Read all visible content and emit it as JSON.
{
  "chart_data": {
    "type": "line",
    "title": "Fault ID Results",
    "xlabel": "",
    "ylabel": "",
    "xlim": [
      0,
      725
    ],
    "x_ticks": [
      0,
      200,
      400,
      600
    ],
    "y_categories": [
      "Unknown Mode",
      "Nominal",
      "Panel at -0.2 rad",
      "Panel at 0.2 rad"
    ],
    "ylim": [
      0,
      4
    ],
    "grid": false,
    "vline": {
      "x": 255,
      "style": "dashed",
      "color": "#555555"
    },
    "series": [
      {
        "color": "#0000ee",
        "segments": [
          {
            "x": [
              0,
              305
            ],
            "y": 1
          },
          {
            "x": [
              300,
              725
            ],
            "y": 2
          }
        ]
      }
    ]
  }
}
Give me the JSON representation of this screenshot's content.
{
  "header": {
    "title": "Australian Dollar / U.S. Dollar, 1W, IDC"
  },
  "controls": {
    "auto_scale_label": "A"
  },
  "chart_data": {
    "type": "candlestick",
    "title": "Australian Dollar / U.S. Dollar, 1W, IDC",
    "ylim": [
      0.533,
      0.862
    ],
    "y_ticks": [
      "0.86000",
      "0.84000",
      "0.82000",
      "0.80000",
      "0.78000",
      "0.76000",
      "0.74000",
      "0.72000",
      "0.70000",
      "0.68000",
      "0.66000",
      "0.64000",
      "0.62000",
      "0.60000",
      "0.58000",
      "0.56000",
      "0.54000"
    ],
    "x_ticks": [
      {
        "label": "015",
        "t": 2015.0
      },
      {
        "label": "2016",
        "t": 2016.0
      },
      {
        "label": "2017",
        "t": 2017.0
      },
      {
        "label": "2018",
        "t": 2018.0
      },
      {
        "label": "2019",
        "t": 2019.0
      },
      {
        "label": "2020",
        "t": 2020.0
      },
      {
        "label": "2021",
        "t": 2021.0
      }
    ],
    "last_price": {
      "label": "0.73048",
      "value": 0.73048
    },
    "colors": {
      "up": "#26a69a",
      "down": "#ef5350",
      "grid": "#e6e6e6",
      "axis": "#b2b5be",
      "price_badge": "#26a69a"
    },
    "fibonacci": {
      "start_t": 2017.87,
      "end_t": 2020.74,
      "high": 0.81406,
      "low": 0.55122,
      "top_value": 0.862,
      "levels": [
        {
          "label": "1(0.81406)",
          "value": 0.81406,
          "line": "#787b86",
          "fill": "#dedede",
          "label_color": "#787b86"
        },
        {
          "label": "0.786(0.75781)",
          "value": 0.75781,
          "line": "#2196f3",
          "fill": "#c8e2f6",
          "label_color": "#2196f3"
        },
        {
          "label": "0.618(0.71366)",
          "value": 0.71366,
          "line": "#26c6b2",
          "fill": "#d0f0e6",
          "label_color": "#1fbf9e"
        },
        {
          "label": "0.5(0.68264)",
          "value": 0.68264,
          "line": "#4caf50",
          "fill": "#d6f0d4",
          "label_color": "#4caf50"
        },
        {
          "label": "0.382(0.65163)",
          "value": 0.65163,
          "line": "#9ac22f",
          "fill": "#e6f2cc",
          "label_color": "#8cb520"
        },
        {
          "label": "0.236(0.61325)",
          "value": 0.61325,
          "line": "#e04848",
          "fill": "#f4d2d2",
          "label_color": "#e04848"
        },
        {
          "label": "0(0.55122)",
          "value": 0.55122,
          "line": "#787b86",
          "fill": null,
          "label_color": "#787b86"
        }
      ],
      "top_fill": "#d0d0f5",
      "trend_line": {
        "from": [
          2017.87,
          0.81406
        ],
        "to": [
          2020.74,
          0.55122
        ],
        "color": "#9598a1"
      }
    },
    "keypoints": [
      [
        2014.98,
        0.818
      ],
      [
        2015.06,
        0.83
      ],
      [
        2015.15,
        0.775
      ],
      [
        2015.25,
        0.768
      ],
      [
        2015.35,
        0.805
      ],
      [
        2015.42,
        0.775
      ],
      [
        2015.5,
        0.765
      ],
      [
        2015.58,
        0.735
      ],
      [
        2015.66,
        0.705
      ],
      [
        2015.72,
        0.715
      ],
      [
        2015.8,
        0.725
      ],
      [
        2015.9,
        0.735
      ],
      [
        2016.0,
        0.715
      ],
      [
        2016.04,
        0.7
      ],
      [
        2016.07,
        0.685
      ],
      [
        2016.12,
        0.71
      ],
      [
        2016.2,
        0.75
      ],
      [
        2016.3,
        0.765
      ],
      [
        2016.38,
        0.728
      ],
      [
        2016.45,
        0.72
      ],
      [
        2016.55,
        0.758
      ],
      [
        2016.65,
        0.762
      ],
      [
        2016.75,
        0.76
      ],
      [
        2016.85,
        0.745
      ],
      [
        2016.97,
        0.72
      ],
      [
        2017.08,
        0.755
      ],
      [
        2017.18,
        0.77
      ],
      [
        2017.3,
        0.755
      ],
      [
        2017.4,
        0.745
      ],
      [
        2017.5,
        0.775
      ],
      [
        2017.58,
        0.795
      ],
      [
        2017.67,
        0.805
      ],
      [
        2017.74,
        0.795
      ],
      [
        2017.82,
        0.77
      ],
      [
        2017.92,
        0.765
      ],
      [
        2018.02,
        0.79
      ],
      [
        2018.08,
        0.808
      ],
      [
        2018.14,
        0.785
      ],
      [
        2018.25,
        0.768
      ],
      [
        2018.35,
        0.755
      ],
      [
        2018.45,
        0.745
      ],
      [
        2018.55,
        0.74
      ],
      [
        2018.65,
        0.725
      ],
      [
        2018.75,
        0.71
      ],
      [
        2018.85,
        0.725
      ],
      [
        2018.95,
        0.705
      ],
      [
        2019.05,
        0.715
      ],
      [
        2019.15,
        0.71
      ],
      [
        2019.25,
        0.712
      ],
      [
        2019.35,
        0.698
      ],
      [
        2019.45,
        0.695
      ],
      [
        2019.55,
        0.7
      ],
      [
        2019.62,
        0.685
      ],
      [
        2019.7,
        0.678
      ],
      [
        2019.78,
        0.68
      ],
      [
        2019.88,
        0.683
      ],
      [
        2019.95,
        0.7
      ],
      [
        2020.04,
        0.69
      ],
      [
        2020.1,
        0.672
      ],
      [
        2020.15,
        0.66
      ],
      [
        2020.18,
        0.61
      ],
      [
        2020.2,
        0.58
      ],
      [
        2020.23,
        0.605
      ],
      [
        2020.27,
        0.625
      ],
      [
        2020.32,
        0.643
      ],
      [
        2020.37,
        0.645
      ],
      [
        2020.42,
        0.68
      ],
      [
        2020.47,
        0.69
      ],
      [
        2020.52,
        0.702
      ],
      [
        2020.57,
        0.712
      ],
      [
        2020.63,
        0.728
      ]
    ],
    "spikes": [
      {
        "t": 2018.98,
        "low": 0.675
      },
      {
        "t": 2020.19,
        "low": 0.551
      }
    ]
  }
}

| Instructions for the task |
Transcribe every entry exactly, omitting nothing.

| Answer to the task |
Read all visible content and emit it as JSON.
{
  "chart_data": {
    "type": "line",
    "title": "Fault ID Results",
    "xlabel": "",
    "ylabel": "",
    "xlim": [
      0,
      725
    ],
    "x_ticks": [
      0,
      200,
      400,
      600
    ],
    "y_categories": [
      "Unknown Mode",
      "Nominal",
      "Panel at -0.2 rad",
      "Panel at 0.2 rad"
    ],
    "ylim": [
      0,
      4
    ],
    "grid": false,
    "vline": {
      "x": 255,
      "style": "dashed",
      "color": "#555555"
    },
    "series": [
      {
        "color": "#0000ee",
        "segments": [
          {
            "x": [
              0,
              305
            ],
            "y": 1
          },
          {
            "x": [
              300,
              725
            ],
            "y": 2
          }
        ]
      }
    ]
  }
}
Give me the JSON representation of this screenshot's content.
{
  "header": {
    "title": "Australian Dollar / U.S. Dollar, 1W, IDC"
  },
  "controls": {
    "auto_scale_label": "A"
  },
  "chart_data": {
    "type": "candlestick",
    "title": "Australian Dollar / U.S. Dollar, 1W, IDC",
    "ylim": [
      0.533,
      0.862
    ],
    "y_ticks": [
      "0.86000",
      "0.84000",
      "0.82000",
      "0.80000",
      "0.78000",
      "0.76000",
      "0.74000",
      "0.72000",
      "0.70000",
      "0.68000",
      "0.66000",
      "0.64000",
      "0.62000",
      "0.60000",
      "0.58000",
      "0.56000",
      "0.54000"
    ],
    "x_ticks": [
      {
        "label": "015",
        "t": 2015.0
      },
      {
        "label": "2016",
        "t": 2016.0
      },
      {
        "label": "2017",
        "t": 2017.0
      },
      {
        "label": "2018",
        "t": 2018.0
      },
      {
        "label": "2019",
        "t": 2019.0
      },
      {
        "label": "2020",
        "t": 2020.0
      },
      {
        "label": "2021",
        "t": 2021.0
      }
    ],
    "last_price": {
      "label": "0.73048",
      "value": 0.73048
    },
    "colors": {
      "up": "#26a69a",
      "down": "#ef5350",
      "grid": "#e6e6e6",
      "axis": "#b2b5be",
      "price_badge": "#26a69a"
    },
    "fibonacci": {
      "start_t": 2017.87,
      "end_t": 2020.74,
      "high": 0.81406,
      "low": 0.55122,
      "top_value": 0.862,
      "levels": [
        {
          "label": "1(0.81406)",
          "value": 0.81406,
          "line": "#787b86",
          "fill": "#dedede",
          "label_color": "#787b86"
        },
        {
          "label": "0.786(0.75781)",
          "value": 0.75781,
          "line": "#2196f3",
          "fill": "#c8e2f6",
          "label_color": "#2196f3"
        },
        {
          "label": "0.618(0.71366)",
          "value": 0.71366,
          "line": "#26c6b2",
          "fill": "#d0f0e6",
          "label_color": "#1fbf9e"
        },
        {
          "label": "0.5(0.68264)",
          "value": 0.68264,
          "line": "#4caf50",
          "fill": "#d6f0d4",
          "label_color": "#4caf50"
        },
        {
          "label": "0.382(0.65163)",
          "value": 0.65163,
          "line": "#9ac22f",
          "fill": "#e6f2cc",
          "label_color": "#8cb520"
        },
        {
          "label": "0.236(0.61325)",
          "value": 0.61325,
          "line": "#e04848",
          "fill": "#f4d2d2",
          "label_color": "#e04848"
        },
        {
          "label": "0(0.55122)",
          "value": 0.55122,
          "line": "#787b86",
          "fill": null,
          "label_color": "#787b86"
        }
      ],
      "top_fill": "#d0d0f5",
      "trend_line": {
        "from": [
          2017.87,
          0.81406
        ],
        "to": [
          2020.74,
          0.55122
        ],
        "color": "#9598a1"
      }
    },
    "keypoints": [
      [
        2014.98,
        0.818
      ],
      [
        2015.06,
        0.83
      ],
      [
        2015.15,
        0.775
      ],
      [
        2015.25,
        0.768
      ],
      [
        2015.35,
        0.805
      ],
      [
        2015.42,
        0.775
      ],
      [
        2015.5,
        0.765
      ],
      [
        2015.58,
        0.735
      ],
      [
        2015.66,
        0.705
      ],
      [
        2015.72,
        0.715
      ],
      [
        2015.8,
        0.725
      ],
      [
        2015.9,
        0.735
      ],
      [
        2016.0,
        0.715
      ],
      [
        2016.04,
        0.7
      ],
      [
        2016.07,
        0.685
      ],
      [
        2016.12,
        0.71
      ],
      [
        2016.2,
        0.75
      ],
      [
        2016.3,
        0.765
      ],
      [
        2016.38,
        0.728
      ],
      [
        2016.45,
        0.72
      ],
      [
        2016.55,
        0.758
      ],
      [
        2016.65,
        0.762
      ],
      [
        2016.75,
        0.76
      ],
      [
        2016.85,
        0.745
      ],
      [
        2016.97,
        0.72
      ],
      [
        2017.08,
        0.755
      ],
      [
        2017.18,
        0.77
      ],
      [
        2017.3,
        0.755
      ],
      [
        2017.4,
        0.745
      ],
      [
        2017.5,
        0.775
      ],
      [
        2017.58,
        0.795
      ],
      [
        2017.67,
        0.805
      ],
      [
        2017.74,
        0.795
      ],
      [
        2017.82,
        0.77
      ],
      [
        2017.92,
        0.765
      ],
      [
        2018.02,
        0.79
      ],
      [
        2018.08,
        0.808
      ],
      [
        2018.14,
        0.785
      ],
      [
        2018.25,
        0.768
      ],
      [
        2018.35,
        0.755
      ],
      [
        2018.45,
        0.745
      ],
      [
        2018.55,
        0.74
      ],
      [
        2018.65,
        0.725
      ],
      [
        2018.75,
        0.71
      ],
      [
        2018.85,
        0.725
      ],
      [
        2018.95,
        0.705
      ],
      [
        2019.05,
        0.715
      ],
      [
        2019.15,
        0.71
      ],
      [
        2019.25,
        0.712
      ],
      [
        2019.35,
        0.698
      ],
      [
        2019.45,
        0.695
      ],
      [
        2019.55,
        0.7
      ],
      [
        2019.62,
        0.685
      ],
      [
        2019.7,
        0.678
      ],
      [
        2019.78,
        0.68
      ],
      [
        2019.88,
        0.683
      ],
      [
        2019.95,
        0.7
      ],
      [
        2020.04,
        0.69
      ],
      [
        2020.1,
        0.672
      ],
      [
        2020.15,
        0.66
      ],
      [
        2020.18,
        0.61
      ],
      [
        2020.2,
        0.58
      ],
      [
        2020.23,
        0.605
      ],
      [
        2020.27,
        0.625
      ],
      [
        2020.32,
        0.643
      ],
      [
        2020.37,
        0.645
      ],
      [
        2020.42,
        0.68
      ],
      [
        2020.47,
        0.69
      ],
      [
        2020.52,
        0.702
      ],
      [
        2020.57,
        0.712
      ],
      [
        2020.63,
        0.728
      ]
    ],
    "spikes": [
      {
        "t": 2018.98,
        "low": 0.675
      },
      {
        "t": 2020.19,
        "low": 0.551
      }
    ]
  }
}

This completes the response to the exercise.